BEGIN Raw data
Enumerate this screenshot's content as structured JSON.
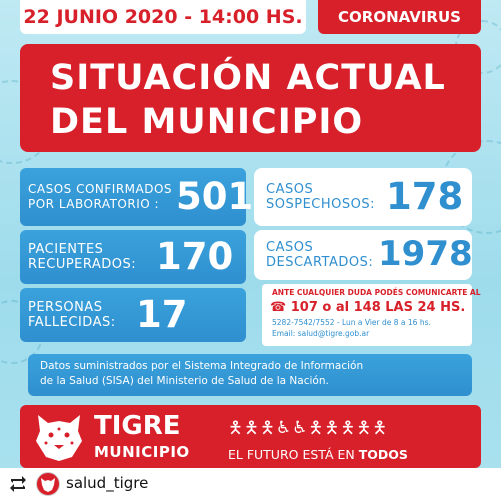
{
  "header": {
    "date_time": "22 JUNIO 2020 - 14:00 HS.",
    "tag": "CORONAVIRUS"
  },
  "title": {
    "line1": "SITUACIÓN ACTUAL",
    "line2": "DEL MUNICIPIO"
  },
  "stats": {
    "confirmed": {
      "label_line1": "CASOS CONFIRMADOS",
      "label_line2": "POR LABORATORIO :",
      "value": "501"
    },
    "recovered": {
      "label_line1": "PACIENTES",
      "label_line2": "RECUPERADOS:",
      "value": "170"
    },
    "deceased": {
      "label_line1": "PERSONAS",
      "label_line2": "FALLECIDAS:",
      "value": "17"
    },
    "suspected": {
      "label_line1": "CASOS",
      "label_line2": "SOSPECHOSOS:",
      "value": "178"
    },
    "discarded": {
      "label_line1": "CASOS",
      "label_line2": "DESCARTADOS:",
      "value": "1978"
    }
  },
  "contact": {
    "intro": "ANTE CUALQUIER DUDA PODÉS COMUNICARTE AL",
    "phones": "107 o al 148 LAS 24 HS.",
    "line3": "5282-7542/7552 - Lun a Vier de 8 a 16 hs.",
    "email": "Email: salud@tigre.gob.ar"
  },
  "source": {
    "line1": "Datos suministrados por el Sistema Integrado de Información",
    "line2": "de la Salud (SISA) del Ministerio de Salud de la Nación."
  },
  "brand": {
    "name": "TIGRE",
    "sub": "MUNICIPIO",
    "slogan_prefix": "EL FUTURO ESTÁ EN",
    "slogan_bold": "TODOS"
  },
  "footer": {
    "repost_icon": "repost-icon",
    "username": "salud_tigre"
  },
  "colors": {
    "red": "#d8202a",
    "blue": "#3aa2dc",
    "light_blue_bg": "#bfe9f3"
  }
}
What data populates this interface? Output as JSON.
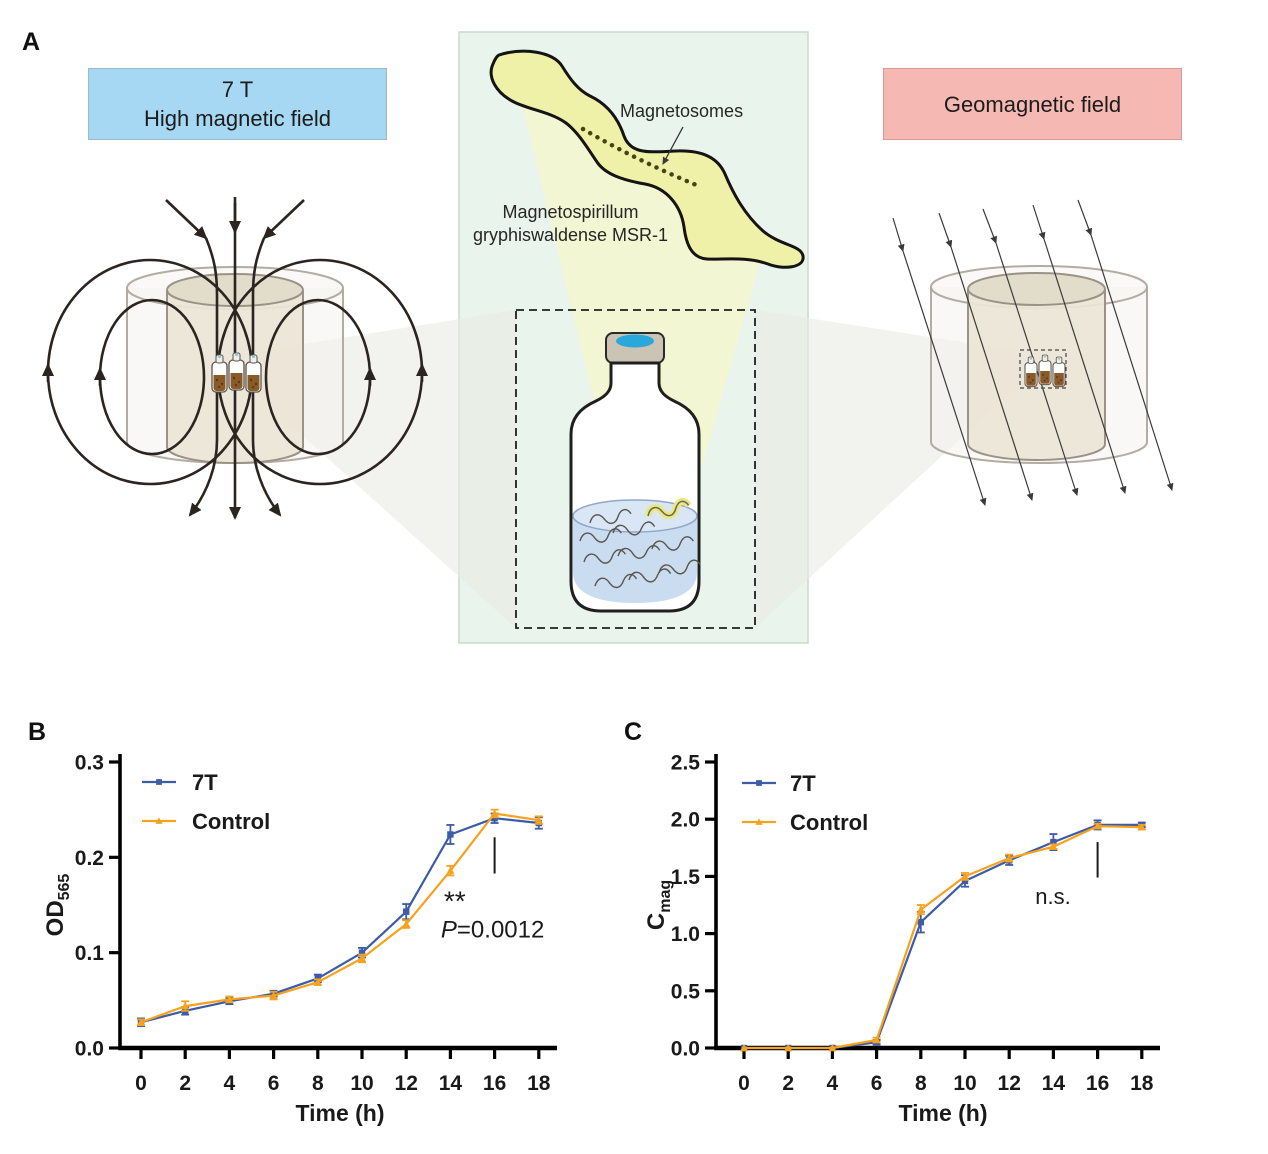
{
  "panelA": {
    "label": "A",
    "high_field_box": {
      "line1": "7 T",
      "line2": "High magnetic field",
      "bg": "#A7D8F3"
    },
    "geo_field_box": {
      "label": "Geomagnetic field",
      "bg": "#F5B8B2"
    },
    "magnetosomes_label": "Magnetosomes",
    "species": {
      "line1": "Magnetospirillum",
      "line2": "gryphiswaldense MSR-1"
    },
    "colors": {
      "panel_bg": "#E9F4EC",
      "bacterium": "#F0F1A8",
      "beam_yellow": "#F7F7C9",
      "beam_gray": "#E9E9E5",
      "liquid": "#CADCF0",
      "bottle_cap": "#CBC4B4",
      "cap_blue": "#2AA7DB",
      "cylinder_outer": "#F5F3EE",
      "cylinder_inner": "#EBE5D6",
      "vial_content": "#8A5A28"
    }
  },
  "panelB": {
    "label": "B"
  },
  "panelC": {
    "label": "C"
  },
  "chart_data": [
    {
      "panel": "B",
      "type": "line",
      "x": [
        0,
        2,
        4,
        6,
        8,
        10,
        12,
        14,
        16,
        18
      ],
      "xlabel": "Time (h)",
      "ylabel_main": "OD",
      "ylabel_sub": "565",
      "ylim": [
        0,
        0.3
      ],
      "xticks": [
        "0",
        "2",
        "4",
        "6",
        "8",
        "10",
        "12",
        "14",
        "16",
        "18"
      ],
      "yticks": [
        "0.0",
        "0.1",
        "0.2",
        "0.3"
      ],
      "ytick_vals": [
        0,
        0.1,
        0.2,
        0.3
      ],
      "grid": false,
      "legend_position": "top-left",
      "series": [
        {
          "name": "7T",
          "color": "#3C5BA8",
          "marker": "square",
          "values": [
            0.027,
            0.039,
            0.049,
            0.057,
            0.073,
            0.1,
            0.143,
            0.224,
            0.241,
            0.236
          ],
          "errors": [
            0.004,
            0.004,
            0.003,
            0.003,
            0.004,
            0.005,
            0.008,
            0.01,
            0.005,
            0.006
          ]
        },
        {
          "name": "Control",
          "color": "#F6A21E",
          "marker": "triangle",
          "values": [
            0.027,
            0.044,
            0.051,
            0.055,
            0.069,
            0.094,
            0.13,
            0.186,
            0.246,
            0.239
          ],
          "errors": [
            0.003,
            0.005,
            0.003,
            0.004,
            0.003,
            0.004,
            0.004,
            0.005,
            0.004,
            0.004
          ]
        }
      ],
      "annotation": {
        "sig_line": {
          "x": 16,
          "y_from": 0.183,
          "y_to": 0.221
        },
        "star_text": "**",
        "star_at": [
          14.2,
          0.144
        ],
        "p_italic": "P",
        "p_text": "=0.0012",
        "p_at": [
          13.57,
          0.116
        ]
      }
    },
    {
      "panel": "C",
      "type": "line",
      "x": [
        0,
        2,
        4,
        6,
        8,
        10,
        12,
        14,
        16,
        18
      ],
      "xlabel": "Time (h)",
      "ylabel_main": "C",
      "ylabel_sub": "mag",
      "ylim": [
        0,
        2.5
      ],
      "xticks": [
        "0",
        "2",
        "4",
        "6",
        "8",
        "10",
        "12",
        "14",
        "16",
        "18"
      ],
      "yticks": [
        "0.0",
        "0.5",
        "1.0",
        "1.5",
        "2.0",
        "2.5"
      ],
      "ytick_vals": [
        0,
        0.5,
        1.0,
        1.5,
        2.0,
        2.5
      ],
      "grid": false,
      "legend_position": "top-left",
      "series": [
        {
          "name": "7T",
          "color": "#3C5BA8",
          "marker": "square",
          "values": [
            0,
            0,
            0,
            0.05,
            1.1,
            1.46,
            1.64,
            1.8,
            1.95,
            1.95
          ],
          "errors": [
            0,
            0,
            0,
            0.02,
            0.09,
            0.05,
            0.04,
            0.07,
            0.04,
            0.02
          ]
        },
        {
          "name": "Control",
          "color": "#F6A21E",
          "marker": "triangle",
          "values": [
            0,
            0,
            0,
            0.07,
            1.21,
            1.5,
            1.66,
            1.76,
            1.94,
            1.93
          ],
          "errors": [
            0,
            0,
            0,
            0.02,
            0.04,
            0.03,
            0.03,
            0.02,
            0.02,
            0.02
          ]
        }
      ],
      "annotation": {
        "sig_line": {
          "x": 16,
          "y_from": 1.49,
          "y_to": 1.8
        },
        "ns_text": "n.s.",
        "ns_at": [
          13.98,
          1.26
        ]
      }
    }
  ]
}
END Raw data
■ Task objective ■
Look through the entries above; copy each line where the string "this" appears.

■ Task solution ■
Enumerate this screenshot's content as structured JSON.
What data populates this interface? Output as JSON.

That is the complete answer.